(DIRECTIVE)
Below are the records. List every line holding the word "with".

(SUPPLIED INFORMATION)

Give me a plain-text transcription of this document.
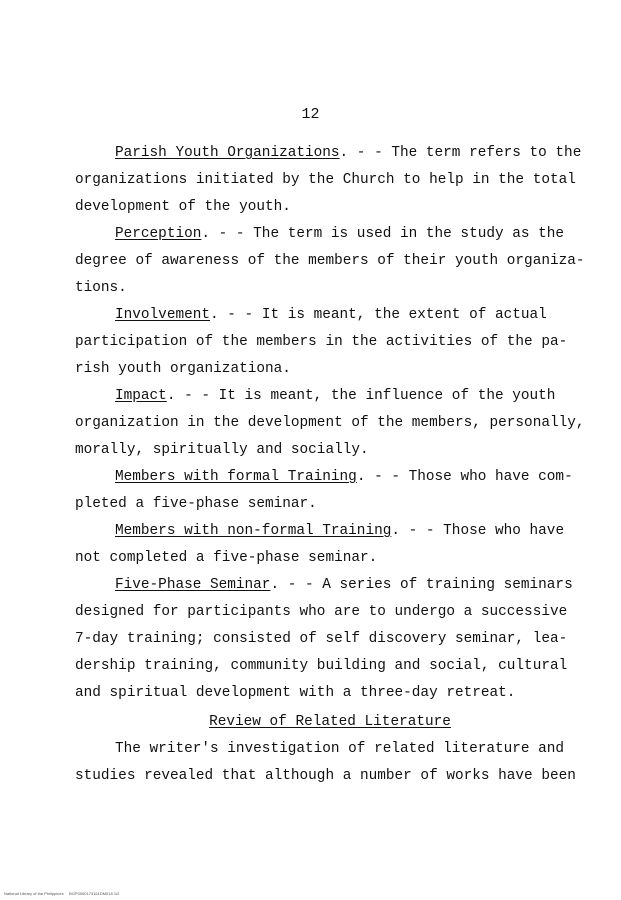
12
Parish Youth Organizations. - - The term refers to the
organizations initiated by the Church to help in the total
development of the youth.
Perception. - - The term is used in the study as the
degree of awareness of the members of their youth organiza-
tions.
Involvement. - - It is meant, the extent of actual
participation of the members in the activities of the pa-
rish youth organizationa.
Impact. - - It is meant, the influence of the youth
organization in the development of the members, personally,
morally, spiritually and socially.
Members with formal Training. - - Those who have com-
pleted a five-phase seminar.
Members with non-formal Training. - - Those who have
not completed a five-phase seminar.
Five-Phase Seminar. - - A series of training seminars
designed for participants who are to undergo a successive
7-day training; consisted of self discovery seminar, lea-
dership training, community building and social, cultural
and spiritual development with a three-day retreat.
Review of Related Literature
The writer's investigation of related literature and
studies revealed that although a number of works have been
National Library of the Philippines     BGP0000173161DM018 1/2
* * *
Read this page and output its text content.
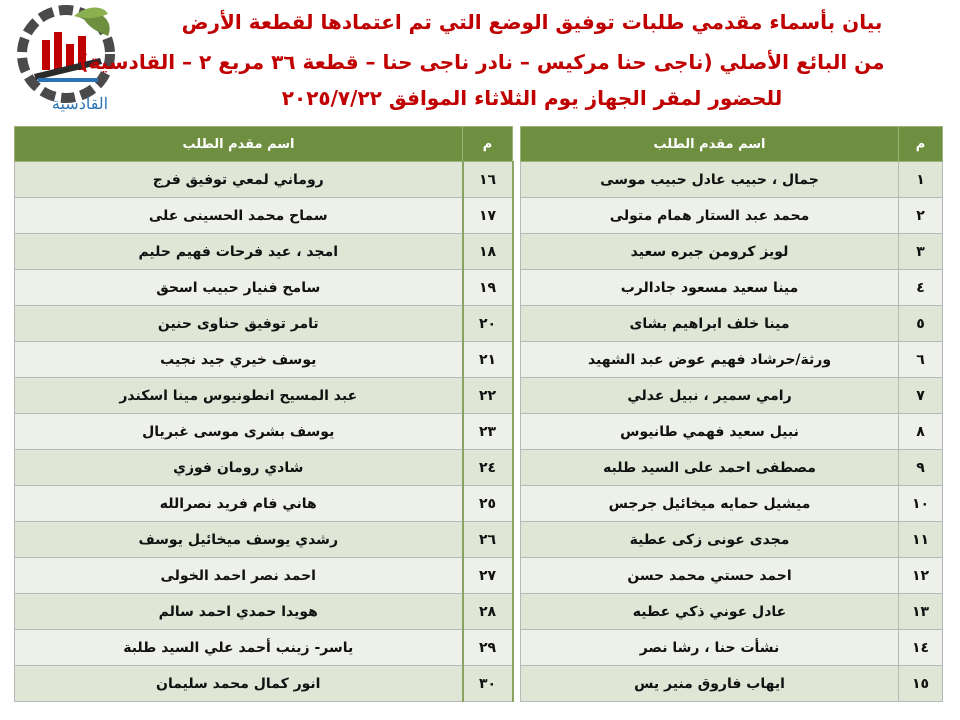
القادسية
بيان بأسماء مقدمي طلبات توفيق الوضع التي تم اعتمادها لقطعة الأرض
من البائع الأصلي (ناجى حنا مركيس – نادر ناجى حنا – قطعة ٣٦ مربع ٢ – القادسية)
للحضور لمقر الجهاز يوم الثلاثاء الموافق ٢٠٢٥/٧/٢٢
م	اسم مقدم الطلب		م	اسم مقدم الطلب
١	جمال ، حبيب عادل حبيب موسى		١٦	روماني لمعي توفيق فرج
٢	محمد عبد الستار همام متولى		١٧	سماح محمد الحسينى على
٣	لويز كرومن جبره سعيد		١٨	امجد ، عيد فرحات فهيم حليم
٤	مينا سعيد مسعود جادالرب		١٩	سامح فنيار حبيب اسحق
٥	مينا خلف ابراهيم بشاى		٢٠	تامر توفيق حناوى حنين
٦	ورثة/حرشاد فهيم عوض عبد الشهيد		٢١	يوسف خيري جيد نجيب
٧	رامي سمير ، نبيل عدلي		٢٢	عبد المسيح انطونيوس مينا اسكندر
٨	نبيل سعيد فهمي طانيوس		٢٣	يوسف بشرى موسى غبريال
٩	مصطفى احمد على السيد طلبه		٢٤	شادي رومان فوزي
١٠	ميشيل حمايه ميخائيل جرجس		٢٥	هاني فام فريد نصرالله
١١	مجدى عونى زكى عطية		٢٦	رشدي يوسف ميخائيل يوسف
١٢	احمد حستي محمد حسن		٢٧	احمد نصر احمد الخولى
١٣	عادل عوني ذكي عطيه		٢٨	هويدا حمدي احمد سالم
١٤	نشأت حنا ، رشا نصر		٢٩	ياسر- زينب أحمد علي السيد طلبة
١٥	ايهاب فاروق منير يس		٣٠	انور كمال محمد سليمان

(THE RESPONSE)
Members with formal Training. - - Those who have com-
Members with non-formal Training. - - Those who have
and spiritual development with a three-day retreat.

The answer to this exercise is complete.